Task objective: Repeat exactly each line of the data provided below.

Records provided:
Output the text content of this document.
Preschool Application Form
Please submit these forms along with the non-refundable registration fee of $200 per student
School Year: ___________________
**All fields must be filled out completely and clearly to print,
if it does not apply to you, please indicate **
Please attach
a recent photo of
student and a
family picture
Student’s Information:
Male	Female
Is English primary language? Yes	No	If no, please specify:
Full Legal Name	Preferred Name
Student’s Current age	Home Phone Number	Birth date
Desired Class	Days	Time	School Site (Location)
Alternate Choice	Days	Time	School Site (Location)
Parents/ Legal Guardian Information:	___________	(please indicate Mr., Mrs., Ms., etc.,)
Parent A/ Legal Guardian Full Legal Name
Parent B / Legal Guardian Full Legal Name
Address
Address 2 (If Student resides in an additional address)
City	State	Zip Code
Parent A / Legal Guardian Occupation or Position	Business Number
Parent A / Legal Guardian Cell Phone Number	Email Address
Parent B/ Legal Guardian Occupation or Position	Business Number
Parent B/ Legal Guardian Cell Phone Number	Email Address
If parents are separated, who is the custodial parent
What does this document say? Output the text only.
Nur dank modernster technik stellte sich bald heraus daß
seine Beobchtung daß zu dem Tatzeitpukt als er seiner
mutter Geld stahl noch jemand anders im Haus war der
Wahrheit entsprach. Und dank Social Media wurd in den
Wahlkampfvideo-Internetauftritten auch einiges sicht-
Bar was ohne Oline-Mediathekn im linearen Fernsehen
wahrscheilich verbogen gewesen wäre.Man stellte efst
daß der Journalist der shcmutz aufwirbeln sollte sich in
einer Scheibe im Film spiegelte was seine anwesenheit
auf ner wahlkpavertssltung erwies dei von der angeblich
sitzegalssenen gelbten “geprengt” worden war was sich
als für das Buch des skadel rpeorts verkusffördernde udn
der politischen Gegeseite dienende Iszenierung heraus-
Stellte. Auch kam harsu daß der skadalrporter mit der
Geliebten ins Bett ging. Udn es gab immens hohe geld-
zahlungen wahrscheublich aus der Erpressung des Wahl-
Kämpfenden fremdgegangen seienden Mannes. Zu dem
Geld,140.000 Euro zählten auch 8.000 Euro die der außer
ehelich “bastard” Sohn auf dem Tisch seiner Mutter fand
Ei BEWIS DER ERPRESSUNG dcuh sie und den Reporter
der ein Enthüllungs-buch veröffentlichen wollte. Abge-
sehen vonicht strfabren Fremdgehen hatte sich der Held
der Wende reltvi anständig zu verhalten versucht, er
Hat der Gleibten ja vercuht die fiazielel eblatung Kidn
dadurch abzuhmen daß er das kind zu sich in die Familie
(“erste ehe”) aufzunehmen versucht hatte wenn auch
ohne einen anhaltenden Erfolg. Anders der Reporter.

Correct response:
Output the text content of this document.
Preschool Application Form
Please submit these forms along with the non-refundable registration fee of $200 per student
School Year: ___________________
**All fields must be filled out completely and clearly to print,
if it does not apply to you, please indicate **
Please attach
a recent photo of
student and a
family picture
Student’s Information:
Male	Female
Is English primary language? Yes	No	If no, please specify:
Full Legal Name	Preferred Name
Student’s Current age	Home Phone Number	Birth date
Desired Class	Days	Time	School Site (Location)
Alternate Choice	Days	Time	School Site (Location)
Parents/ Legal Guardian Information:	___________	(please indicate Mr., Mrs., Ms., etc.,)
Parent A/ Legal Guardian Full Legal Name
Parent B / Legal Guardian Full Legal Name
Address
Address 2 (If Student resides in an additional address)
City	State	Zip Code
Parent A / Legal Guardian Occupation or Position	Business Number
Parent A / Legal Guardian Cell Phone Number	Email Address
Parent B/ Legal Guardian Occupation or Position	Business Number
Parent B/ Legal Guardian Cell Phone Number	Email Address
If parents are separated, who is the custodial parent
What does this document say? Output the text only.
Nur dank modernster technik stellte sich bald heraus daß
seine Beobchtung daß zu dem Tatzeitpukt als er seiner
mutter Geld stahl noch jemand anders im Haus war der
Wahrheit entsprach. Und dank Social Media wurd in den
Wahlkampfvideo-Internetauftritten auch einiges sicht-
Bar was ohne Oline-Mediathekn im linearen Fernsehen
wahrscheilich verbogen gewesen wäre.Man stellte efst
daß der Journalist der shcmutz aufwirbeln sollte sich in
einer Scheibe im Film spiegelte was seine anwesenheit
auf ner wahlkpavertssltung erwies dei von der angeblich
sitzegalssenen gelbten “geprengt” worden war was sich
als für das Buch des skadel rpeorts verkusffördernde udn
der politischen Gegeseite dienende Iszenierung heraus-
Stellte. Auch kam harsu daß der skadalrporter mit der
Geliebten ins Bett ging. Udn es gab immens hohe geld-
zahlungen wahrscheublich aus der Erpressung des Wahl-
Kämpfenden fremdgegangen seienden Mannes. Zu dem
Geld,140.000 Euro zählten auch 8.000 Euro die der außer
ehelich “bastard” Sohn auf dem Tisch seiner Mutter fand
Ei BEWIS DER ERPRESSUNG dcuh sie und den Reporter
der ein Enthüllungs-buch veröffentlichen wollte. Abge-
sehen vonicht strfabren Fremdgehen hatte sich der Held
der Wende reltvi anständig zu verhalten versucht, er
Hat der Gleibten ja vercuht die fiazielel eblatung Kidn
dadurch abzuhmen daß er das kind zu sich in die Familie
(“erste ehe”) aufzunehmen versucht hatte wenn auch
ohne einen anhaltenden Erfolg. Anders der Reporter.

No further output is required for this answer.